- **EXERCISE BRIEF**
Copy every record below, exactly as written.

Excerpt from a dataset
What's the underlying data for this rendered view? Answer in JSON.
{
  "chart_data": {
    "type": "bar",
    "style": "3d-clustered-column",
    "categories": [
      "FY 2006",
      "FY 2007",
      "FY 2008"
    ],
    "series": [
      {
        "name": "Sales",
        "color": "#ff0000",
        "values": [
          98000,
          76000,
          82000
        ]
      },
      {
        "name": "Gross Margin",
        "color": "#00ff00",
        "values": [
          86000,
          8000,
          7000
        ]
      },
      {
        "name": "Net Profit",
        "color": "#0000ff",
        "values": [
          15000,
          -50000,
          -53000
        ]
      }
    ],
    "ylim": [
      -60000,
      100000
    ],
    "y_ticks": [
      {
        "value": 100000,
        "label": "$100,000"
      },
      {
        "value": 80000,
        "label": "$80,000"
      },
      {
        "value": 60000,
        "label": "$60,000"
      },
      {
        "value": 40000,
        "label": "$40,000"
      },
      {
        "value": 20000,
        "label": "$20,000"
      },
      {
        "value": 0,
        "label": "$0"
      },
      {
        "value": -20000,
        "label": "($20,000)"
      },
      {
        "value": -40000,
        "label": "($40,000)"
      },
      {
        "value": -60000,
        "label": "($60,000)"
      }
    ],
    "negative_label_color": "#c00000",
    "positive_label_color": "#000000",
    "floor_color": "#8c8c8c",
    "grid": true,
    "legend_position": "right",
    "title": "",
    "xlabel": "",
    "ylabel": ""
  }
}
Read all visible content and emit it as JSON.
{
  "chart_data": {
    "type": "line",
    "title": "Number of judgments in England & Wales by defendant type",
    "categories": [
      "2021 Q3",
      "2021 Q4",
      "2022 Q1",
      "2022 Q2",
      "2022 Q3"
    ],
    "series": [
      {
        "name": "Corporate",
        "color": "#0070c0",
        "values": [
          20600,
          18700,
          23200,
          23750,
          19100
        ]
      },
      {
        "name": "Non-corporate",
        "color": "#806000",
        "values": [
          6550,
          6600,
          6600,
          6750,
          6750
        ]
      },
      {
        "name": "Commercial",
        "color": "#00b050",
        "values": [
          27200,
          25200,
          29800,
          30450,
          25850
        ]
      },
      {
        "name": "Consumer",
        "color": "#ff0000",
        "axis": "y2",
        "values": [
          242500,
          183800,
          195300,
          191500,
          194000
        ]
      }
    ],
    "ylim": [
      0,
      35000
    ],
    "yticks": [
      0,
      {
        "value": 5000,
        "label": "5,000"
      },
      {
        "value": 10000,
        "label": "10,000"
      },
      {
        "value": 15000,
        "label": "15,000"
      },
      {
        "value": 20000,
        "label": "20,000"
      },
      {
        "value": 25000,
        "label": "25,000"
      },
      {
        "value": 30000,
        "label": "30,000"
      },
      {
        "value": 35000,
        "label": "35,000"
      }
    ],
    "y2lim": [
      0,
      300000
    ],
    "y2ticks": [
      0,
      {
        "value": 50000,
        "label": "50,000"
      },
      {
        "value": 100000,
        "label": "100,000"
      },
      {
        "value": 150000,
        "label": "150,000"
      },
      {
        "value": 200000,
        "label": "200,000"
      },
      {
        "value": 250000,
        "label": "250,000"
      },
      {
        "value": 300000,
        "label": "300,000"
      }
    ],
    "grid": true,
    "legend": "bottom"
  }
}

- **WRITTEN RESPONSE**
What's the underlying data for this rendered view? Answer in JSON.
{
  "chart_data": {
    "type": "bar",
    "style": "3d-clustered-column",
    "categories": [
      "FY 2006",
      "FY 2007",
      "FY 2008"
    ],
    "series": [
      {
        "name": "Sales",
        "color": "#ff0000",
        "values": [
          98000,
          76000,
          82000
        ]
      },
      {
        "name": "Gross Margin",
        "color": "#00ff00",
        "values": [
          86000,
          8000,
          7000
        ]
      },
      {
        "name": "Net Profit",
        "color": "#0000ff",
        "values": [
          15000,
          -50000,
          -53000
        ]
      }
    ],
    "ylim": [
      -60000,
      100000
    ],
    "y_ticks": [
      {
        "value": 100000,
        "label": "$100,000"
      },
      {
        "value": 80000,
        "label": "$80,000"
      },
      {
        "value": 60000,
        "label": "$60,000"
      },
      {
        "value": 40000,
        "label": "$40,000"
      },
      {
        "value": 20000,
        "label": "$20,000"
      },
      {
        "value": 0,
        "label": "$0"
      },
      {
        "value": -20000,
        "label": "($20,000)"
      },
      {
        "value": -40000,
        "label": "($40,000)"
      },
      {
        "value": -60000,
        "label": "($60,000)"
      }
    ],
    "negative_label_color": "#c00000",
    "positive_label_color": "#000000",
    "floor_color": "#8c8c8c",
    "grid": true,
    "legend_position": "right",
    "title": "",
    "xlabel": "",
    "ylabel": ""
  }
}
Read all visible content and emit it as JSON.
{
  "chart_data": {
    "type": "line",
    "title": "Number of judgments in England & Wales by defendant type",
    "categories": [
      "2021 Q3",
      "2021 Q4",
      "2022 Q1",
      "2022 Q2",
      "2022 Q3"
    ],
    "series": [
      {
        "name": "Corporate",
        "color": "#0070c0",
        "values": [
          20600,
          18700,
          23200,
          23750,
          19100
        ]
      },
      {
        "name": "Non-corporate",
        "color": "#806000",
        "values": [
          6550,
          6600,
          6600,
          6750,
          6750
        ]
      },
      {
        "name": "Commercial",
        "color": "#00b050",
        "values": [
          27200,
          25200,
          29800,
          30450,
          25850
        ]
      },
      {
        "name": "Consumer",
        "color": "#ff0000",
        "axis": "y2",
        "values": [
          242500,
          183800,
          195300,
          191500,
          194000
        ]
      }
    ],
    "ylim": [
      0,
      35000
    ],
    "yticks": [
      0,
      {
        "value": 5000,
        "label": "5,000"
      },
      {
        "value": 10000,
        "label": "10,000"
      },
      {
        "value": 15000,
        "label": "15,000"
      },
      {
        "value": 20000,
        "label": "20,000"
      },
      {
        "value": 25000,
        "label": "25,000"
      },
      {
        "value": 30000,
        "label": "30,000"
      },
      {
        "value": 35000,
        "label": "35,000"
      }
    ],
    "y2lim": [
      0,
      300000
    ],
    "y2ticks": [
      0,
      {
        "value": 50000,
        "label": "50,000"
      },
      {
        "value": 100000,
        "label": "100,000"
      },
      {
        "value": 150000,
        "label": "150,000"
      },
      {
        "value": 200000,
        "label": "200,000"
      },
      {
        "value": 250000,
        "label": "250,000"
      },
      {
        "value": 300000,
        "label": "300,000"
      }
    ],
    "grid": true,
    "legend": "bottom"
  }
}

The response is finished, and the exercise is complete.